Amar Singh Chamkila (21 July 1960  8 March 1988) was an Indian singer and musician of Punjabi music. Chamkila and his wife Amarjot were killed, along with two members of their band on 8 March 1988 in an assassination which remains unresolved.

Amar Singh Chamkila is regarded as one of the best live stage performers that Punjab has ever produced and extremely popular with the village audience. His monthly bookings regularly outnumbered the number of days in the month. Chamkila is generally regarded as one of the greatest and influential Punjabi artists of all time.

His music was heavily influenced by the Punjabi village life he was surrounded by growing up. He commonly wrote songs about extra-marital relationships, coming of age, drinking, drug use, and the hot tempers of Punjabi men. He earned a controversial reputation, with his detractors regarding his music obscene, and his supporters regarding it a truthful commentary on Punjabi culture and society. 

His best-known hits include "Pehle Lalkare Naal" and his devotional songs "Baba Tera Nankana" and "Talwar Main Kalgidhar Di". Though he never recorded it himself, he wrote the widely popular "Jatt Di Dushmani" which has been recorded by many Punjabi artists. He became famous as a result of his first ever recorded song "Takue Te Takua".

Early life and career
Amar Singh Chamkila was born as Dhani Ram on 21 July 1960 in a family belonging to Chamar community in the village of Dugri near Ludhiana, Punjab, India. The youngest child of Kartar Kaur and Hari Singh Sandila , he was educated at Gujar Khan Primary School in Dugri. His aspirations of becoming an electrician were unfulfilled and he found work at a Ludhiana cloth mill.

* DATA:

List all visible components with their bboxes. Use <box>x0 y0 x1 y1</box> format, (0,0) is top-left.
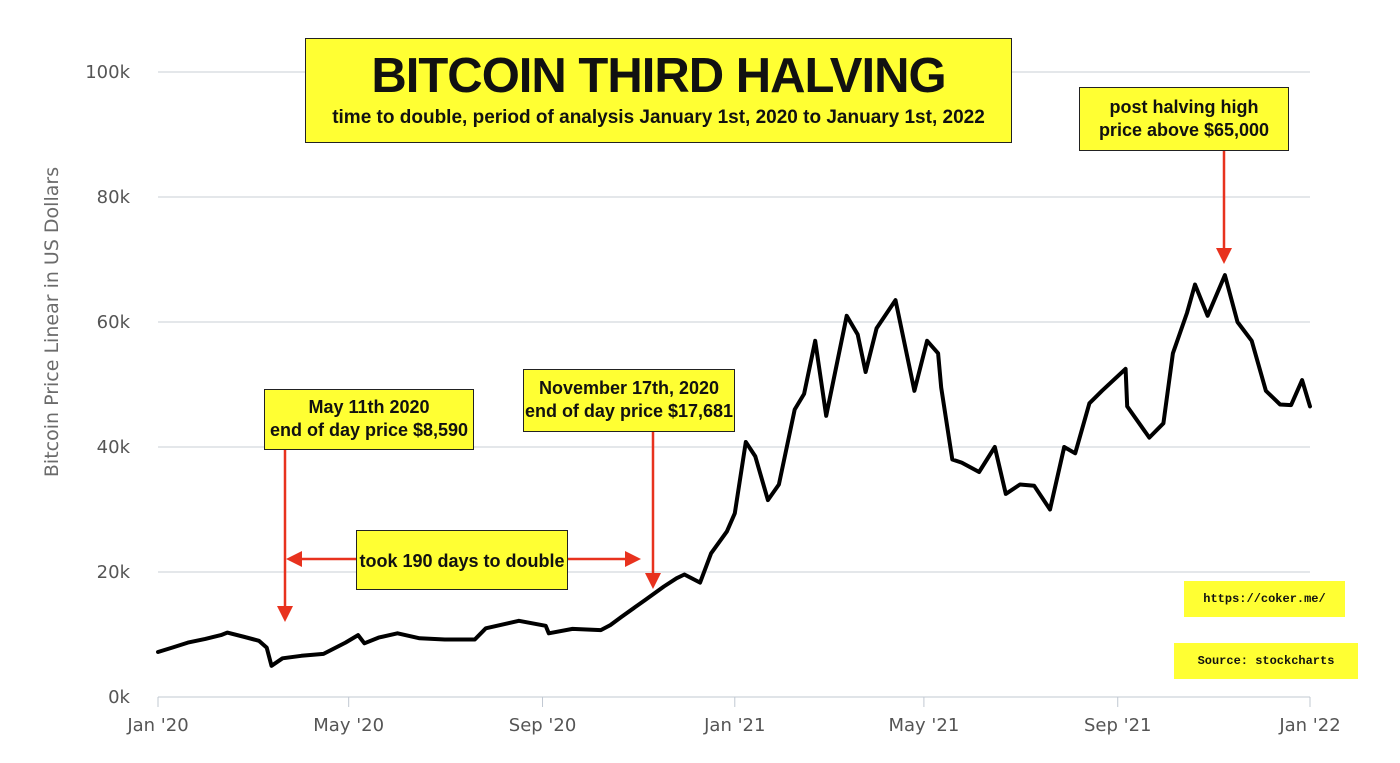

* WHAT THIS EXERCISE ASKS:
a) According to the Amar Singh Chamkila text, which song made him famous?
b) Set down the passage of the Amar Singh Chamkila text word for word, starting at "Amar Singh Chamkila (21" and ending at "of all time.".
Rely on the Amar Singh Chamkila text only and leave the data aside.

* SOLUTIONS BELOW:
a) His first ever recorded song, "Takue Te Takua."

b)
Amar Singh Chamkila (21 July 1960  8 March 1988) was an Indian singer and musician of Punjabi music. Chamkila and his wife Amarjot were killed, along with two members of their band on 8 March 1988 in an assassination which remains unresolved.

Amar Singh Chamkila is regarded as one of the best live stage performers that Punjab has ever produced and extremely popular with the village audience. His monthly bookings regularly outnumbered the number of days in the month. Chamkila is generally regarded as one of the greatest and influential Punjabi artists of all time.